=== Objective ===
Using the records below, copy out exactly the line that contains "Read this page and output its text content." and every line that follows it, up to and including the last, and no others.

Stored records
┄┄┄┄┄┄┄┄┄┄┄┄┄┄┄┄┄┄┄┄

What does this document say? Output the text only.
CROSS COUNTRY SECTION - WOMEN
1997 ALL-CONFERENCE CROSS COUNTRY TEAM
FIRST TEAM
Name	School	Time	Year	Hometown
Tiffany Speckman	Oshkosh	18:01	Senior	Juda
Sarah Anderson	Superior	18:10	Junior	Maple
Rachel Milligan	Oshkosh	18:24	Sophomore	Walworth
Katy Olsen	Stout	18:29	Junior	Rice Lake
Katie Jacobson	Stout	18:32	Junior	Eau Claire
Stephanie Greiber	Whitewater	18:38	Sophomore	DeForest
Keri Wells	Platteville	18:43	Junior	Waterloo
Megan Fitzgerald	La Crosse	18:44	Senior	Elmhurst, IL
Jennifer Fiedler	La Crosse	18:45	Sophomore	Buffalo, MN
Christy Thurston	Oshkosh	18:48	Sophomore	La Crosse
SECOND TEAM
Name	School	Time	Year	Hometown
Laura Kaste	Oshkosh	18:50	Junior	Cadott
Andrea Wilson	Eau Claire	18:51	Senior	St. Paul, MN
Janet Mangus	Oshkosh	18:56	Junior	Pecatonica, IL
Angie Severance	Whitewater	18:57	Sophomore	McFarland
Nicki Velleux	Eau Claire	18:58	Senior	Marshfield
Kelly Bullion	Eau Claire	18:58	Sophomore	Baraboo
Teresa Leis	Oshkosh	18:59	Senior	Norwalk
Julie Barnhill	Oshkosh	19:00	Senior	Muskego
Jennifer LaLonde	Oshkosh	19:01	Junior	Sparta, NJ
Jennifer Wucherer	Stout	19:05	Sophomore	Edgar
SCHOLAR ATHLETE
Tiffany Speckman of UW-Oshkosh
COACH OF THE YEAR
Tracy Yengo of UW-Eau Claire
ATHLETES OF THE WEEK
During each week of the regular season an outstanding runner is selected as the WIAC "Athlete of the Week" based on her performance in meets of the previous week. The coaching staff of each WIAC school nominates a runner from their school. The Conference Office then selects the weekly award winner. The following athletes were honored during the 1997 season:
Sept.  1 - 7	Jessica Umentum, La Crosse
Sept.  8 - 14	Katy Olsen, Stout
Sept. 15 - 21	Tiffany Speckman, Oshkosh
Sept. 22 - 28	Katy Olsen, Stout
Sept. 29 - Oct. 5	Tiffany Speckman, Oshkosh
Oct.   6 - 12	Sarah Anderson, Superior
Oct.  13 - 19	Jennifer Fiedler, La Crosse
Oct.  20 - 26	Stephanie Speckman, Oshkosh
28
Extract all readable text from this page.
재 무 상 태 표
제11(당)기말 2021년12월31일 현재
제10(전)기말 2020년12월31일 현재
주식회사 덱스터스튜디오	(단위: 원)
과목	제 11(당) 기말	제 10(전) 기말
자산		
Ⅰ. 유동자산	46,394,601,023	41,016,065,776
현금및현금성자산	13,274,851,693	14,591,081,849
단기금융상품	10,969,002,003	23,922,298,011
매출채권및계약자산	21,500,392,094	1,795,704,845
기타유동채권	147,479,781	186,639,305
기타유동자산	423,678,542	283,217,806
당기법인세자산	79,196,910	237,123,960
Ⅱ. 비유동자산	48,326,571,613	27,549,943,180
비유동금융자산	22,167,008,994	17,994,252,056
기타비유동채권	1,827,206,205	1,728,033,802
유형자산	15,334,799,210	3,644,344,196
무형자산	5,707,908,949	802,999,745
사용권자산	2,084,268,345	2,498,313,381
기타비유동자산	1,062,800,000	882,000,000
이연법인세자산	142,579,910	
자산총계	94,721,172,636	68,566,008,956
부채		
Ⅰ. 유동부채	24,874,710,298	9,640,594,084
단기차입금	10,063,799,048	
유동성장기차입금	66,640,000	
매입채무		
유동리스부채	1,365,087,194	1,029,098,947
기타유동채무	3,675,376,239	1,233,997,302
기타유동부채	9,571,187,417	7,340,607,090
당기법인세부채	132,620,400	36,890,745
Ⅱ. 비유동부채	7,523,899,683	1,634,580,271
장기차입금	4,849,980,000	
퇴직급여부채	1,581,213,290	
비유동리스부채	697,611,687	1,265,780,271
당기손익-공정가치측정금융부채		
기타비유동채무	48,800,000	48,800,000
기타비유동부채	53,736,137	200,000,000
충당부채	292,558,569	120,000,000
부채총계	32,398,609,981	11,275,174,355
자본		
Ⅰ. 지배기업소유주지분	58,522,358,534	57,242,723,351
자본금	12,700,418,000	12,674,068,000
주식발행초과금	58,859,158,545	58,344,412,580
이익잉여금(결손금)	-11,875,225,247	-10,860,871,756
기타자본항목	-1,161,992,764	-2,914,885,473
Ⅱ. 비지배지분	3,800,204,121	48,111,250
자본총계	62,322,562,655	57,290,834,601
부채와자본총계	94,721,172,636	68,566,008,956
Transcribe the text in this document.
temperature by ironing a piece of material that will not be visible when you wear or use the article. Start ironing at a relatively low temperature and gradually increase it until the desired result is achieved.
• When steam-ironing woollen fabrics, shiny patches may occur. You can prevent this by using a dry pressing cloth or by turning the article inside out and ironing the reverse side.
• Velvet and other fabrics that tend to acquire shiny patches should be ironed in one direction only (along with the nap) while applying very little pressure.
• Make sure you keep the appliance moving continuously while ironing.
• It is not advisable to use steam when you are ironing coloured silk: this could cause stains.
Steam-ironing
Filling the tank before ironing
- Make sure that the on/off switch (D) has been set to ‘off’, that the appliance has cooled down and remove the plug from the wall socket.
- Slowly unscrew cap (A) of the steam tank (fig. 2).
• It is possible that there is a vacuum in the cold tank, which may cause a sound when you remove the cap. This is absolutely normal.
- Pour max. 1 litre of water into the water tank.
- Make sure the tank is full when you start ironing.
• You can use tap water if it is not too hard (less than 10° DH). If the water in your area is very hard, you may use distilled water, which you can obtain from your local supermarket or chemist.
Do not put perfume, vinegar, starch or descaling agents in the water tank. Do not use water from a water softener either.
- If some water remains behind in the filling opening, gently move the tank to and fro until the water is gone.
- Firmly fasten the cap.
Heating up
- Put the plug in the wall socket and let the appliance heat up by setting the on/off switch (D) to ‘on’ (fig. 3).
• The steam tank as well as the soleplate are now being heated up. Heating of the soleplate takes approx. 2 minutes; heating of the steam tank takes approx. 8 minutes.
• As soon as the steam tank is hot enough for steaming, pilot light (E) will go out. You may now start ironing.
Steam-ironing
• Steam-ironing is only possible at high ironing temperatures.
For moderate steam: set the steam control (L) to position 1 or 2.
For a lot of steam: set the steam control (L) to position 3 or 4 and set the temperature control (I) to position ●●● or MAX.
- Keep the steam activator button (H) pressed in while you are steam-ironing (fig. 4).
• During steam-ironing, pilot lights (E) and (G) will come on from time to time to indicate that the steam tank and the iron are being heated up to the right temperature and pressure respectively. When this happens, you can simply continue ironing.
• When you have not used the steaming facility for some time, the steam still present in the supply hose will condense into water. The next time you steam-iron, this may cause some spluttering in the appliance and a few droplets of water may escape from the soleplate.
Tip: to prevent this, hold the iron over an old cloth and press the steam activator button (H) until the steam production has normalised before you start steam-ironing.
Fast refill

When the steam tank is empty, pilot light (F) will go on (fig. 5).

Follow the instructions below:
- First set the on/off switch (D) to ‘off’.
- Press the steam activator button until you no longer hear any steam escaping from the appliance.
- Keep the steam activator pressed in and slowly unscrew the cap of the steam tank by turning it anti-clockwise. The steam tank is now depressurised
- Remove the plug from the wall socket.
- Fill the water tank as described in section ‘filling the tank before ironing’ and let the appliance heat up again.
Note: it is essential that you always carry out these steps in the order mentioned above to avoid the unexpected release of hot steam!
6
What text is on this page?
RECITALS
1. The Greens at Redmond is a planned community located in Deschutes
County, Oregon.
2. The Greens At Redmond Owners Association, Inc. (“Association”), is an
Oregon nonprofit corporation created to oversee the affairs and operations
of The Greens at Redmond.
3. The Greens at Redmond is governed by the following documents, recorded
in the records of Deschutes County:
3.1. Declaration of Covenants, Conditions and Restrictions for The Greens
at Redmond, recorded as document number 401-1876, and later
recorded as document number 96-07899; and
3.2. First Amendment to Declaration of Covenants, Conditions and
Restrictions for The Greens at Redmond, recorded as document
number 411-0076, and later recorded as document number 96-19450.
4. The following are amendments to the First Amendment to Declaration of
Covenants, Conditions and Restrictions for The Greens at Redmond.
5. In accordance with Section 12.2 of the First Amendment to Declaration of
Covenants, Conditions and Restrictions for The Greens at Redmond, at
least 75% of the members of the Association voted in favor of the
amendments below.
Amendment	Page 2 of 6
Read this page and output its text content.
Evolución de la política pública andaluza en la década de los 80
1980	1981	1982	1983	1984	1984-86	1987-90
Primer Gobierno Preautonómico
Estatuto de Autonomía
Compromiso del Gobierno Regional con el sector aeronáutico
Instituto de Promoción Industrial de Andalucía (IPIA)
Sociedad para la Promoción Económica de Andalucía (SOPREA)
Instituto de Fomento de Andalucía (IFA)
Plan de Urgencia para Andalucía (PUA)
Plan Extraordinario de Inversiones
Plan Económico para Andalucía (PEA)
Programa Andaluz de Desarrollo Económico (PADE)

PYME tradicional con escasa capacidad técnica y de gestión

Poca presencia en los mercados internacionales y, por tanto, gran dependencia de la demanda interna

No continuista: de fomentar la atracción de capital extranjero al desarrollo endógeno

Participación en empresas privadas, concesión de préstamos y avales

┄┄┄┄┄┄┄┄┄┄┄┄┄┄┄┄┄┄┄┄

=== Solved problem ===
Read this page and output its text content.
Evolución de la política pública andaluza en la década de los 80
1980	1981	1982	1983	1984	1984-86	1987-90
Primer Gobierno Preautonómico
Estatuto de Autonomía
Compromiso del Gobierno Regional con el sector aeronáutico
Instituto de Promoción Industrial de Andalucía (IPIA)
Sociedad para la Promoción Económica de Andalucía (SOPREA)
Instituto de Fomento de Andalucía (IFA)
Plan de Urgencia para Andalucía (PUA)
Plan Extraordinario de Inversiones
Plan Económico para Andalucía (PEA)
Programa Andaluz de Desarrollo Económico (PADE)

PYME tradicional con escasa capacidad técnica y de gestión

Poca presencia en los mercados internacionales y, por tanto, gran dependencia de la demanda interna

No continuista: de fomentar la atracción de capital extranjero al desarrollo endógeno

Participación en empresas privadas, concesión de préstamos y avales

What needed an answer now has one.